What is being asked: Check every line of the entries for "wawancara", and copy the lines that hold it.

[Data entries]

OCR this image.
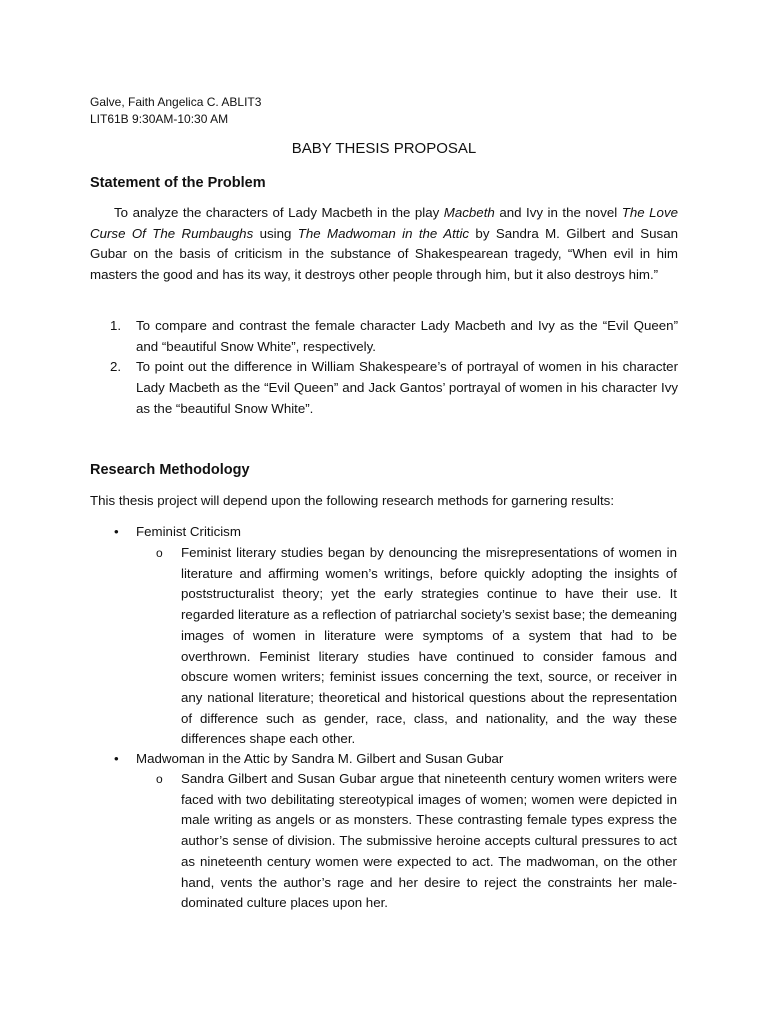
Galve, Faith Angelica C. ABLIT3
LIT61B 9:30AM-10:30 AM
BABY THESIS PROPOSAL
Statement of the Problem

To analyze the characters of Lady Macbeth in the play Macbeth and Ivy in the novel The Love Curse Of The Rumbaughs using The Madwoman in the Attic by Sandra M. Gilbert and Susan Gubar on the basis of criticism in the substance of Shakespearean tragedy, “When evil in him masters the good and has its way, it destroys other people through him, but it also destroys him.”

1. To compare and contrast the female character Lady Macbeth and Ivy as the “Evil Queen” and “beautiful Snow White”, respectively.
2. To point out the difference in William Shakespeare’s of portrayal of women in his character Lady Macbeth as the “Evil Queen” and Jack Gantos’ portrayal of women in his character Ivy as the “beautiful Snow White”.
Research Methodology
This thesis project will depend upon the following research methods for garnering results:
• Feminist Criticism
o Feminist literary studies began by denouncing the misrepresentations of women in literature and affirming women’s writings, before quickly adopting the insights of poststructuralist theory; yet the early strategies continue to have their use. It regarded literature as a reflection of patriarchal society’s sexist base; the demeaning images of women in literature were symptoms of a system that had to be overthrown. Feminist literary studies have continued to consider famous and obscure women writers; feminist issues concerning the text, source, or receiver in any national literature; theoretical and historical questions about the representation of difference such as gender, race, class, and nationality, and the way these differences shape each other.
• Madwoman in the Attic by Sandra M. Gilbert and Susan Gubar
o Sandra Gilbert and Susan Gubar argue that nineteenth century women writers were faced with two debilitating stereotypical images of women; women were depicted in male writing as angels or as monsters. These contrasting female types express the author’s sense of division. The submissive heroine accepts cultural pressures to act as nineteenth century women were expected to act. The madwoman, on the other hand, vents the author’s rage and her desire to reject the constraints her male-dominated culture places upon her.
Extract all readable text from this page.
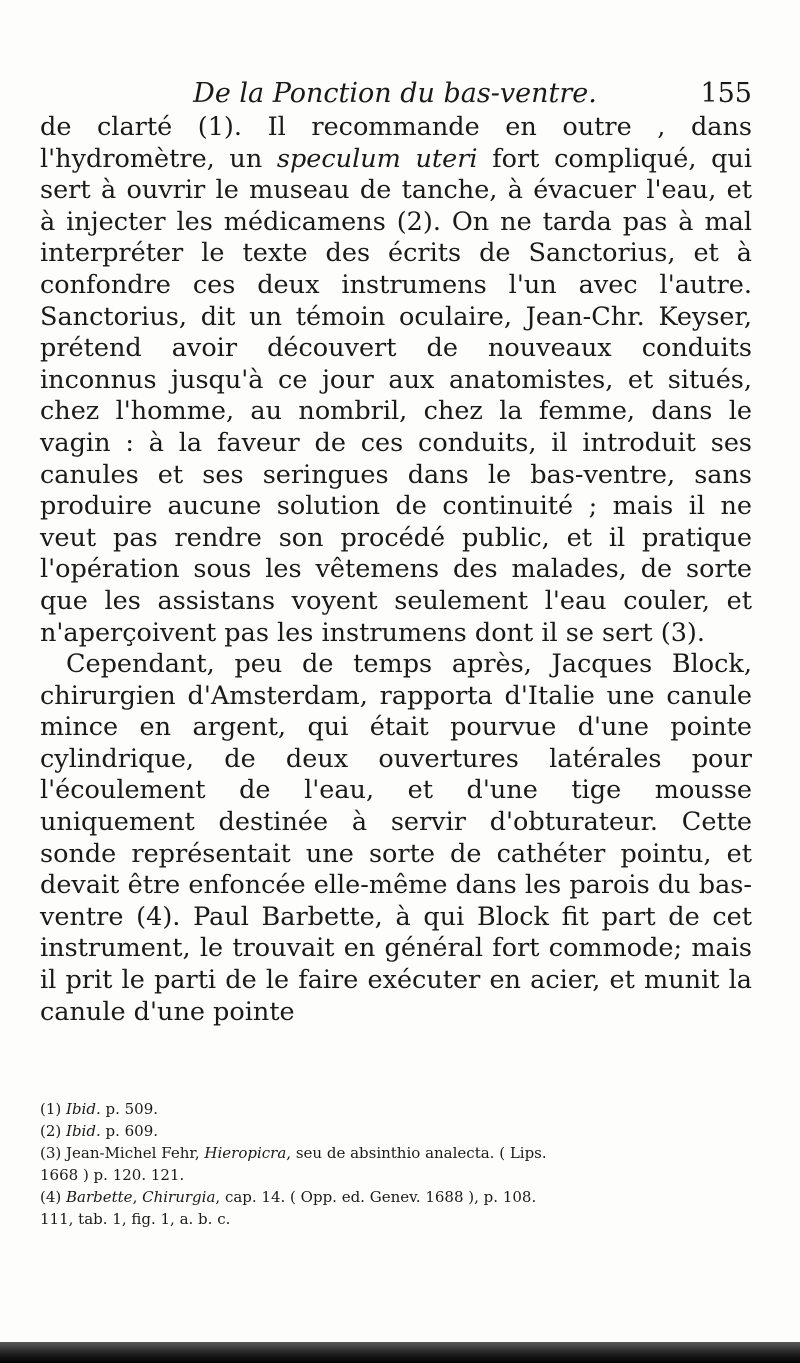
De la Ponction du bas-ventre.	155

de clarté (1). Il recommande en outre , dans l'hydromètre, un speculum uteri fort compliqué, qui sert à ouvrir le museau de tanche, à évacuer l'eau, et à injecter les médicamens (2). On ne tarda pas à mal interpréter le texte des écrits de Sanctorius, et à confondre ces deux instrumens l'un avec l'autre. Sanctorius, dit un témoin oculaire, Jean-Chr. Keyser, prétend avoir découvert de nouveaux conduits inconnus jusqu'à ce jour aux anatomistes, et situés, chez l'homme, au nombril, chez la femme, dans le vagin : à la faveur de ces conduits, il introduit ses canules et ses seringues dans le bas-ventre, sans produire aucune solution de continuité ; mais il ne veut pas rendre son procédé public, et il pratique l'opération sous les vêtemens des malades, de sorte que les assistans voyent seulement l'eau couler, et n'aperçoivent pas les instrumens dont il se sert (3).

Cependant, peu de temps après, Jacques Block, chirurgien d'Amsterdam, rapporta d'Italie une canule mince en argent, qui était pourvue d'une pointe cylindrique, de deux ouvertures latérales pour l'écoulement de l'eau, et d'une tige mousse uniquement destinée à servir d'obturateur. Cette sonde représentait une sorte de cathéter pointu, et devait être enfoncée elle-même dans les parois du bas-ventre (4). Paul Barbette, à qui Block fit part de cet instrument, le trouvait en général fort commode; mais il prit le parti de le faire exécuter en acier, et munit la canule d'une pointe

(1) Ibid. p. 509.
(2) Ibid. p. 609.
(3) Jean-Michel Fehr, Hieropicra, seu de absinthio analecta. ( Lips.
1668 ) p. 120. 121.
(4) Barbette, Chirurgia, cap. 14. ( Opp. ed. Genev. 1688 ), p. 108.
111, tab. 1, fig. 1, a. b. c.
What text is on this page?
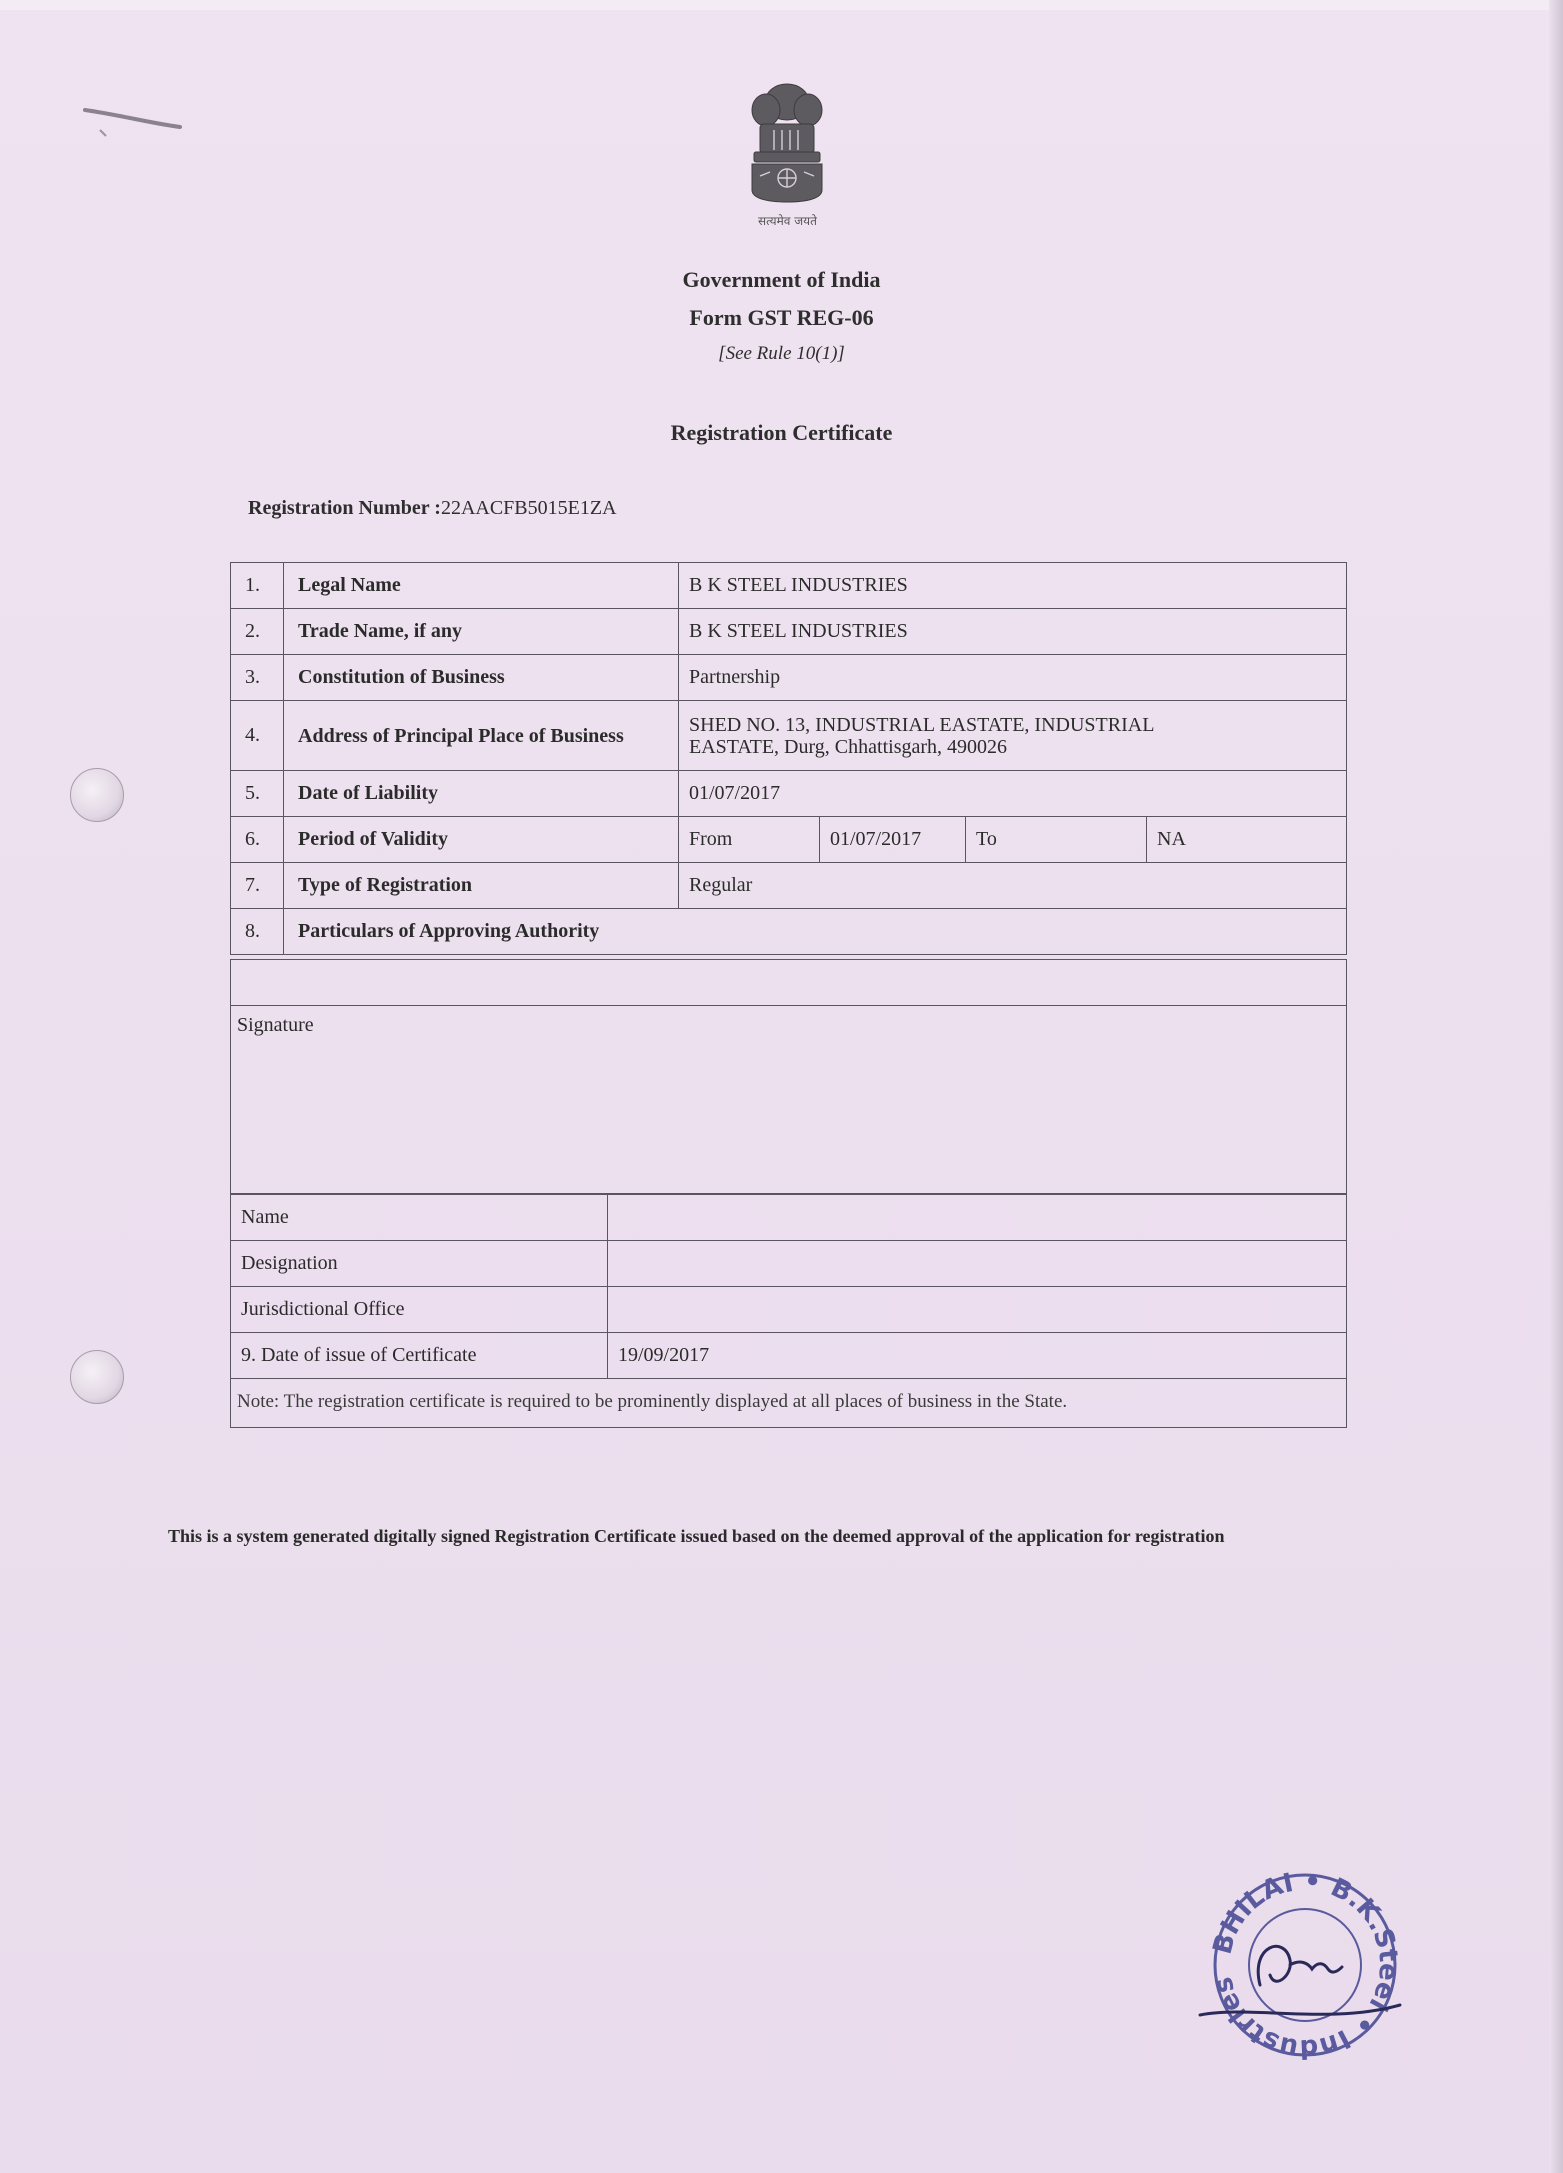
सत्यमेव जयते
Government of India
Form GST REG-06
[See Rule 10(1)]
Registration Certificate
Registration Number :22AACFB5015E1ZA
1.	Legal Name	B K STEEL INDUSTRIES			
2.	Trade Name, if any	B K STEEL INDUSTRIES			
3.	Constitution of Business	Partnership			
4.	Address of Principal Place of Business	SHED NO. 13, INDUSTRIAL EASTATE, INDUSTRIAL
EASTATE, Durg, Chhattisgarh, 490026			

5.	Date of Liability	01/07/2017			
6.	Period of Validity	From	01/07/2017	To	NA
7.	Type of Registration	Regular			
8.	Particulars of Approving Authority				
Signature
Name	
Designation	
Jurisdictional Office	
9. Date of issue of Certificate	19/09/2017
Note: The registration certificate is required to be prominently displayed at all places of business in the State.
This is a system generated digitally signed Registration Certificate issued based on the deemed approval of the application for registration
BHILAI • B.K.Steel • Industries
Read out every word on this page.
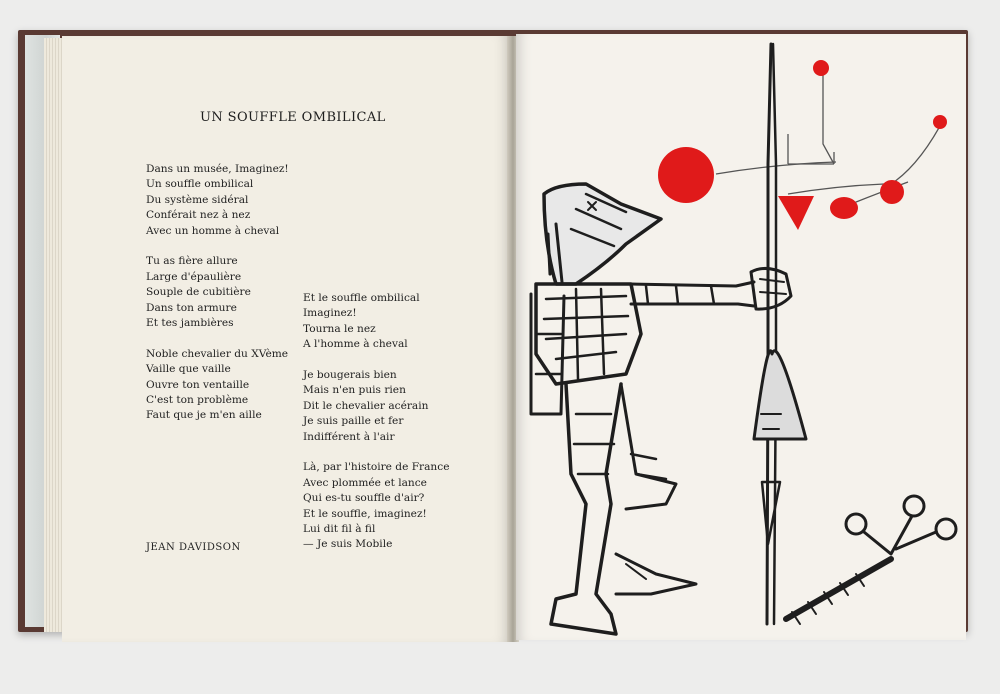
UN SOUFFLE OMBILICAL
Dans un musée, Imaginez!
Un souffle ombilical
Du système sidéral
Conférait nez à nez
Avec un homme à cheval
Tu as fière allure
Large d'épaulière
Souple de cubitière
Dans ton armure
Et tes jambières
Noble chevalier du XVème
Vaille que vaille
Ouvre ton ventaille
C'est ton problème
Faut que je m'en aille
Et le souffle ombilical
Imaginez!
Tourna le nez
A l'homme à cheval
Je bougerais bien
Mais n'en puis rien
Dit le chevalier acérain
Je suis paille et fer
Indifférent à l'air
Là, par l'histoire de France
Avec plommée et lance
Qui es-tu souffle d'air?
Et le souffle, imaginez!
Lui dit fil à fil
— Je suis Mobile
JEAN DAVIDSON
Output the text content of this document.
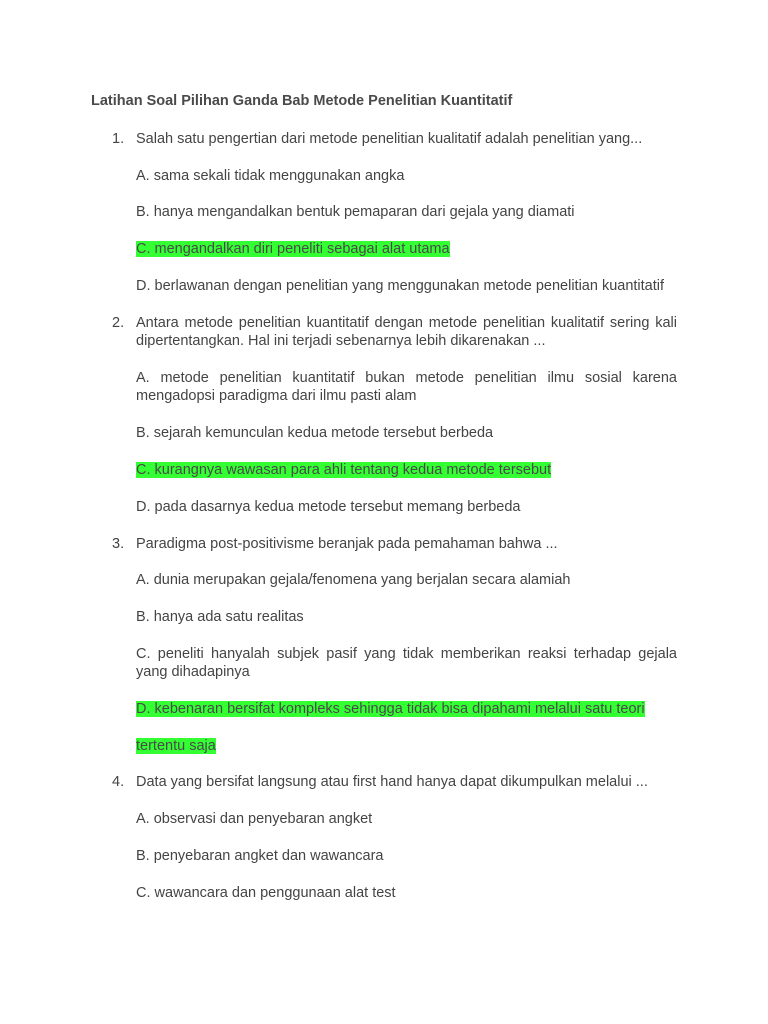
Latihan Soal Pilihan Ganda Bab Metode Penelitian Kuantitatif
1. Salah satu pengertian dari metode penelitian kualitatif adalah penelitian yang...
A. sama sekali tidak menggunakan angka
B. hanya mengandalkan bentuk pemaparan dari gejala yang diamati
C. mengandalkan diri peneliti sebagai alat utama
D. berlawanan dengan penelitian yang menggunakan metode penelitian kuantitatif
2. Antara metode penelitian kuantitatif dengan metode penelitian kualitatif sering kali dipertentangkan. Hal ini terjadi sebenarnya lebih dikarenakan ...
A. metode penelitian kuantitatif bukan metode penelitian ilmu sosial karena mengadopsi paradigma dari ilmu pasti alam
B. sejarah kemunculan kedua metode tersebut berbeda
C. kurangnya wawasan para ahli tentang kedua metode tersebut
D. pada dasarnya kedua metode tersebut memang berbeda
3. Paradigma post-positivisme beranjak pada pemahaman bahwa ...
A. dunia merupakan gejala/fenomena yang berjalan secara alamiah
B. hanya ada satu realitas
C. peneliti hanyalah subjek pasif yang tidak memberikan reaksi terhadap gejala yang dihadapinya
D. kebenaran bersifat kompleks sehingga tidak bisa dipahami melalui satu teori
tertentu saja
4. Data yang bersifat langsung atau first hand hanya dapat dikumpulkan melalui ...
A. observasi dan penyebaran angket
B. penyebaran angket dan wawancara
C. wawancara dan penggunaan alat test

Correct output:
B. penyebaran angket dan wawancara
C. wawancara dan penggunaan alat test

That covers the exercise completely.